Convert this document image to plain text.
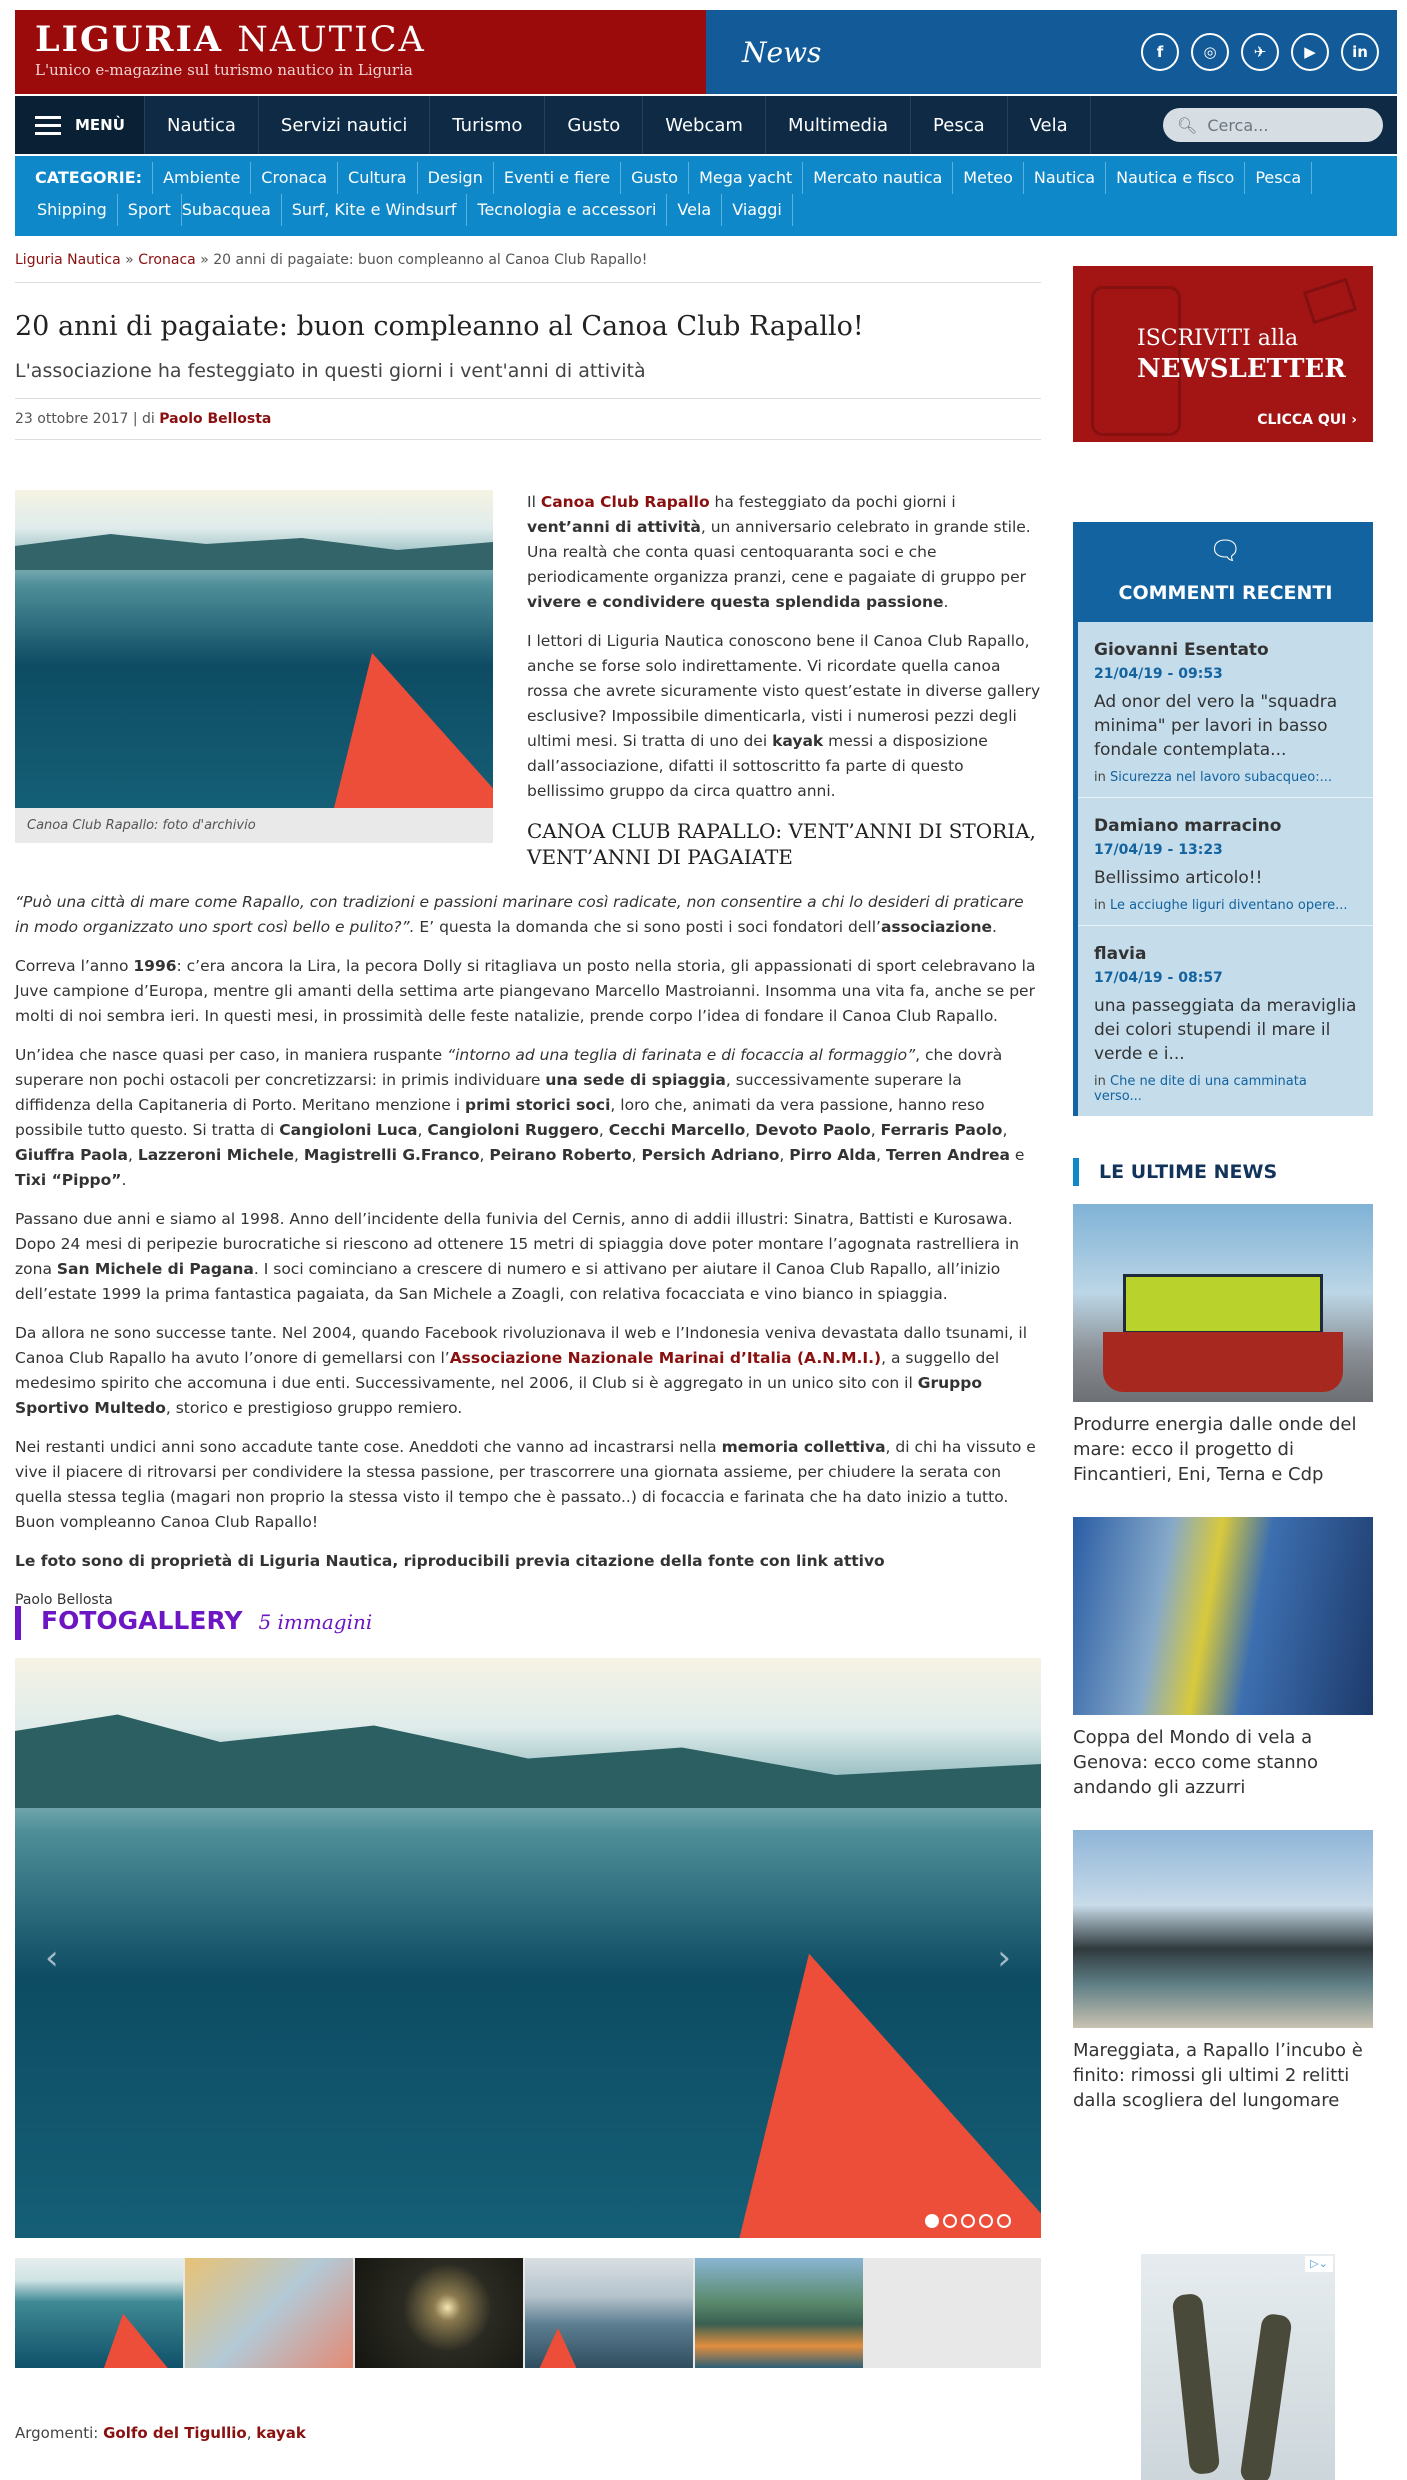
LIGURIA NAUTICA
L'unico e-magazine sul turismo nautico in Liguria
News	f	◎	✈	▶	in
MENÙ	Nautica	Servizi nautici	Turismo	Gusto	Webcam	Multimedia	Pesca	Vela	🔍︎ Cerca...
CATEGORIE:	Ambiente	Cronaca	Cultura	Design	Eventi e fiere	Gusto	Mega yacht	Mercato nautica	Meteo	Nautica	Nautica e fisco	Pesca
Shipping	Sport Subacquea	Surf, Kite e Windsurf	Tecnologia e accessori	Vela	Viaggi
Liguria Nautica » Cronaca » 20 anni di pagaiate: buon compleanno al Canoa Club Rapallo!
20 anni di pagaiate: buon compleanno al Canoa Club Rapallo!
L'associazione ha festeggiato in questi giorni i vent'anni di attività
23 ottobre 2017 | di Paolo Bellosta
Canoa Club Rapallo: foto d'archivio

Il Canoa Club Rapallo ha festeggiato da pochi giorni i vent’anni di attività, un anniversario celebrato in grande stile. Una realtà che conta quasi centoquaranta soci e che periodicamente organizza pranzi, cene e pagaiate di gruppo per vivere e condividere questa splendida passione.

I lettori di Liguria Nautica conoscono bene il Canoa Club Rapallo, anche se forse solo indirettamente. Vi ricordate quella canoa rossa che avrete sicuramente visto quest’estate in diverse gallery esclusive? Impossibile dimenticarla, visti i numerosi pezzi degli ultimi mesi. Si tratta di uno dei kayak messi a disposizione dall’associazione, difatti il sottoscritto fa parte di questo bellissimo gruppo da circa quattro anni.

CANOA CLUB RAPALLO: VENT’ANNI DI STORIA, VENT’ANNI DI PAGAIATE

“Può una città di mare come Rapallo, con tradizioni e passioni marinare così radicate, non consentire a chi lo desideri di praticare in modo organizzato uno sport così bello e pulito?”. E’ questa la domanda che si sono posti i soci fondatori dell’associazione.

Correva l’anno 1996: c’era ancora la Lira, la pecora Dolly si ritagliava un posto nella storia, gli appassionati di sport celebravano la Juve campione d’Europa, mentre gli amanti della settima arte piangevano Marcello Mastroianni. Insomma una vita fa, anche se per molti di noi sembra ieri. In questi mesi, in prossimità delle feste natalizie, prende corpo l’idea di fondare il Canoa Club Rapallo.

Un’idea che nasce quasi per caso, in maniera ruspante “intorno ad una teglia di farinata e di focaccia al formaggio”, che dovrà superare non pochi ostacoli per concretizzarsi: in primis individuare una sede di spiaggia, successivamente superare la diffidenza della Capitaneria di Porto. Meritano menzione i primi storici soci, loro che, animati da vera passione, hanno reso possibile tutto questo. Si tratta di Cangioloni Luca, Cangioloni Ruggero, Cecchi Marcello, Devoto Paolo, Ferraris Paolo, Giuffra Paola, Lazzeroni Michele, Magistrelli G.Franco, Peirano Roberto, Persich Adriano, Pirro Alda, Terren Andrea e Tixi “Pippo”.

Passano due anni e siamo al 1998. Anno dell’incidente della funivia del Cernis, anno di addii illustri: Sinatra, Battisti e Kurosawa. Dopo 24 mesi di peripezie burocratiche si riescono ad ottenere 15 metri di spiaggia dove poter montare l’agognata rastrelliera in zona San Michele di Pagana. I soci cominciano a crescere di numero e si attivano per aiutare il Canoa Club Rapallo, all’inizio dell’estate 1999 la prima fantastica pagaiata, da San Michele a Zoagli, con relativa focacciata e vino bianco in spiaggia.

Da allora ne sono successe tante. Nel 2004, quando Facebook rivoluzionava il web e l’Indonesia veniva devastata dallo tsunami, il Canoa Club Rapallo ha avuto l’onore di gemellarsi con l’Associazione Nazionale Marinai d’Italia (A.N.M.I.), a suggello del medesimo spirito che accomuna i due enti. Successivamente, nel 2006, il Club si è aggregato in un unico sito con il Gruppo Sportivo Multedo, storico e prestigioso gruppo remiero.

Nei restanti undici anni sono accadute tante cose. Aneddoti che vanno ad incastrarsi nella memoria collettiva, di chi ha vissuto e vive il piacere di ritrovarsi per condividere la stessa passione, per trascorrere una giornata assieme, per chiudere la serata con quella stessa teglia (magari non proprio la stessa visto il tempo che è passato..) di focaccia e farinata che ha dato inizio a tutto. Buon vompleanno Canoa Club Rapallo!

Le foto sono di proprietà di Liguria Nautica, riproducibili previa citazione della fonte con link attivo

Paolo Bellosta

FOTOGALLERY 5 immagini
‹	›
Argomenti: Golfo del Tigullio, kayak
ISCRIVITI alla
NEWSLETTER
CLICCA QUI ›
🗨︎
COMMENTI RECENTI
Giovanni Esentato
21/04/19 - 09:53
Ad onor del vero la "squadra minima" per lavori in basso fondale contemplata...
in Sicurezza nel lavoro subacqueo:...
Damiano marracino
17/04/19 - 13:23
Bellissimo articolo!!
in Le acciughe liguri diventano opere...
flavia
17/04/19 - 08:57
una passeggiata da meraviglia dei colori stupendi il mare il verde e i...
in Che ne dite di una camminata verso...
LE ULTIME NEWS
Produrre energia dalle onde del mare: ecco il progetto di Fincantieri, Eni, Terna e Cdp
Coppa del Mondo di vela a Genova: ecco come stanno andando gli azzurri
Mareggiata, a Rapallo l’incubo è finito: rimossi gli ultimi 2 relitti dalla scogliera del lungomare
▷⌄
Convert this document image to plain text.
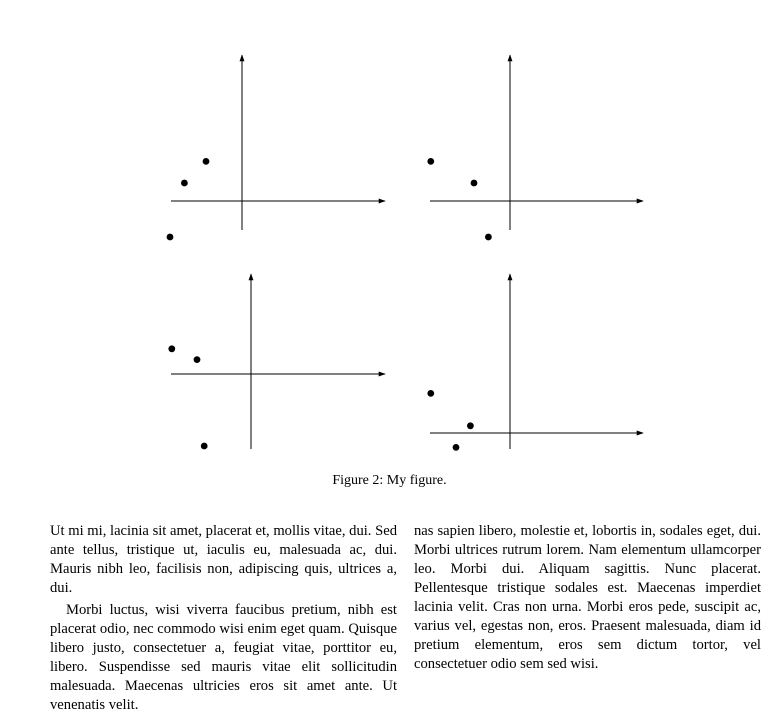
Figure 2: My figure.

Ut mi mi, lacinia sit amet, placerat et, mollis vitae, dui. Sed ante tellus, tristique ut, iaculis eu, malesuada ac, dui. Mauris nibh leo, facilisis non, adipiscing quis, ultrices a, dui.

Morbi luctus, wisi viverra faucibus pretium, nibh est placerat odio, nec commodo wisi enim eget quam. Quisque libero justo, consectetuer a, feugiat vitae, porttitor eu, libero. Suspendisse sed mauris vitae elit sollicitudin malesuada. Maecenas ultricies eros sit amet ante. Ut venenatis velit.

nas sapien libero, molestie et, lobortis in, sodales eget, dui. Morbi ultrices rutrum lorem. Nam elementum ullamcorper leo. Morbi dui. Aliquam sagittis. Nunc placerat. Pellentesque tristique sodales est. Maecenas imperdiet lacinia velit. Cras non urna. Morbi eros pede, suscipit ac, varius vel, egestas non, eros. Praesent malesuada, diam id pretium elementum, eros sem dictum tortor, vel consectetuer odio sem sed wisi.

### Aim of the exercise
Copy all the records above exactly, but leave out the pictures.

### Result
Convert this document image to plain text.
LIGURIA NAUTICA
L'unico e-magazine sul turismo nautico in Liguria
News	f	◎	✈	▶	in
MENÙ	Nautica	Servizi nautici	Turismo	Gusto	Webcam	Multimedia	Pesca	Vela	🔍︎ Cerca...
CATEGORIE:	Ambiente	Cronaca	Cultura	Design	Eventi e fiere	Gusto	Mega yacht	Mercato nautica	Meteo	Nautica	Nautica e fisco	Pesca
Shipping	Sport Subacquea	Surf, Kite e Windsurf	Tecnologia e accessori	Vela	Viaggi
Liguria Nautica » Cronaca » 20 anni di pagaiate: buon compleanno al Canoa Club Rapallo!
20 anni di pagaiate: buon compleanno al Canoa Club Rapallo!
L'associazione ha festeggiato in questi giorni i vent'anni di attività
23 ottobre 2017 | di Paolo Bellosta
Canoa Club Rapallo: foto d'archivio

Il Canoa Club Rapallo ha festeggiato da pochi giorni i vent’anni di attività, un anniversario celebrato in grande stile. Una realtà che conta quasi centoquaranta soci e che periodicamente organizza pranzi, cene e pagaiate di gruppo per vivere e condividere questa splendida passione.

I lettori di Liguria Nautica conoscono bene il Canoa Club Rapallo, anche se forse solo indirettamente. Vi ricordate quella canoa rossa che avrete sicuramente visto quest’estate in diverse gallery esclusive? Impossibile dimenticarla, visti i numerosi pezzi degli ultimi mesi. Si tratta di uno dei kayak messi a disposizione dall’associazione, difatti il sottoscritto fa parte di questo bellissimo gruppo da circa quattro anni.

CANOA CLUB RAPALLO: VENT’ANNI DI STORIA, VENT’ANNI DI PAGAIATE

“Può una città di mare come Rapallo, con tradizioni e passioni marinare così radicate, non consentire a chi lo desideri di praticare in modo organizzato uno sport così bello e pulito?”. E’ questa la domanda che si sono posti i soci fondatori dell’associazione.

Correva l’anno 1996: c’era ancora la Lira, la pecora Dolly si ritagliava un posto nella storia, gli appassionati di sport celebravano la Juve campione d’Europa, mentre gli amanti della settima arte piangevano Marcello Mastroianni. Insomma una vita fa, anche se per molti di noi sembra ieri. In questi mesi, in prossimità delle feste natalizie, prende corpo l’idea di fondare il Canoa Club Rapallo.

Un’idea che nasce quasi per caso, in maniera ruspante “intorno ad una teglia di farinata e di focaccia al formaggio”, che dovrà superare non pochi ostacoli per concretizzarsi: in primis individuare una sede di spiaggia, successivamente superare la diffidenza della Capitaneria di Porto. Meritano menzione i primi storici soci, loro che, animati da vera passione, hanno reso possibile tutto questo. Si tratta di Cangioloni Luca, Cangioloni Ruggero, Cecchi Marcello, Devoto Paolo, Ferraris Paolo, Giuffra Paola, Lazzeroni Michele, Magistrelli G.Franco, Peirano Roberto, Persich Adriano, Pirro Alda, Terren Andrea e Tixi “Pippo”.

Passano due anni e siamo al 1998. Anno dell’incidente della funivia del Cernis, anno di addii illustri: Sinatra, Battisti e Kurosawa. Dopo 24 mesi di peripezie burocratiche si riescono ad ottenere 15 metri di spiaggia dove poter montare l’agognata rastrelliera in zona San Michele di Pagana. I soci cominciano a crescere di numero e si attivano per aiutare il Canoa Club Rapallo, all’inizio dell’estate 1999 la prima fantastica pagaiata, da San Michele a Zoagli, con relativa focacciata e vino bianco in spiaggia.

Da allora ne sono successe tante. Nel 2004, quando Facebook rivoluzionava il web e l’Indonesia veniva devastata dallo tsunami, il Canoa Club Rapallo ha avuto l’onore di gemellarsi con l’Associazione Nazionale Marinai d’Italia (A.N.M.I.), a suggello del medesimo spirito che accomuna i due enti. Successivamente, nel 2006, il Club si è aggregato in un unico sito con il Gruppo Sportivo Multedo, storico e prestigioso gruppo remiero.

Nei restanti undici anni sono accadute tante cose. Aneddoti che vanno ad incastrarsi nella memoria collettiva, di chi ha vissuto e vive il piacere di ritrovarsi per condividere la stessa passione, per trascorrere una giornata assieme, per chiudere la serata con quella stessa teglia (magari non proprio la stessa visto il tempo che è passato..) di focaccia e farinata che ha dato inizio a tutto. Buon vompleanno Canoa Club Rapallo!

Le foto sono di proprietà di Liguria Nautica, riproducibili previa citazione della fonte con link attivo

Paolo Bellosta

FOTOGALLERY 5 immagini
‹	›
Argomenti: Golfo del Tigullio, kayak
ISCRIVITI alla
NEWSLETTER
CLICCA QUI ›
🗨︎
COMMENTI RECENTI
Giovanni Esentato
21/04/19 - 09:53
Ad onor del vero la "squadra minima" per lavori in basso fondale contemplata...
in Sicurezza nel lavoro subacqueo:...
Damiano marracino
17/04/19 - 13:23
Bellissimo articolo!!
in Le acciughe liguri diventano opere...
flavia
17/04/19 - 08:57
una passeggiata da meraviglia dei colori stupendi il mare il verde e i...
in Che ne dite di una camminata verso...
LE ULTIME NEWS
Produrre energia dalle onde del mare: ecco il progetto di Fincantieri, Eni, Terna e Cdp
Coppa del Mondo di vela a Genova: ecco come stanno andando gli azzurri
Mareggiata, a Rapallo l’incubo è finito: rimossi gli ultimi 2 relitti dalla scogliera del lungomare
▷⌄
Convert this document image to plain text.
Figure 2: My figure.

Ut mi mi, lacinia sit amet, placerat et, mollis vitae, dui. Sed ante tellus, tristique ut, iaculis eu, malesuada ac, dui. Mauris nibh leo, facilisis non, adipiscing quis, ultrices a, dui.

Morbi luctus, wisi viverra faucibus pretium, nibh est placerat odio, nec commodo wisi enim eget quam. Quisque libero justo, consectetuer a, feugiat vitae, porttitor eu, libero. Suspendisse sed mauris vitae elit sollicitudin malesuada. Maecenas ultricies eros sit amet ante. Ut venenatis velit.

nas sapien libero, molestie et, lobortis in, sodales eget, dui. Morbi ultrices rutrum lorem. Nam elementum ullamcorper leo. Morbi dui. Aliquam sagittis. Nunc placerat. Pellentesque tristique sodales est. Maecenas imperdiet lacinia velit. Cras non urna. Morbi eros pede, suscipit ac, varius vel, egestas non, eros. Praesent malesuada, diam id pretium elementum, eros sem dictum tortor, vel consectetuer odio sem sed wisi.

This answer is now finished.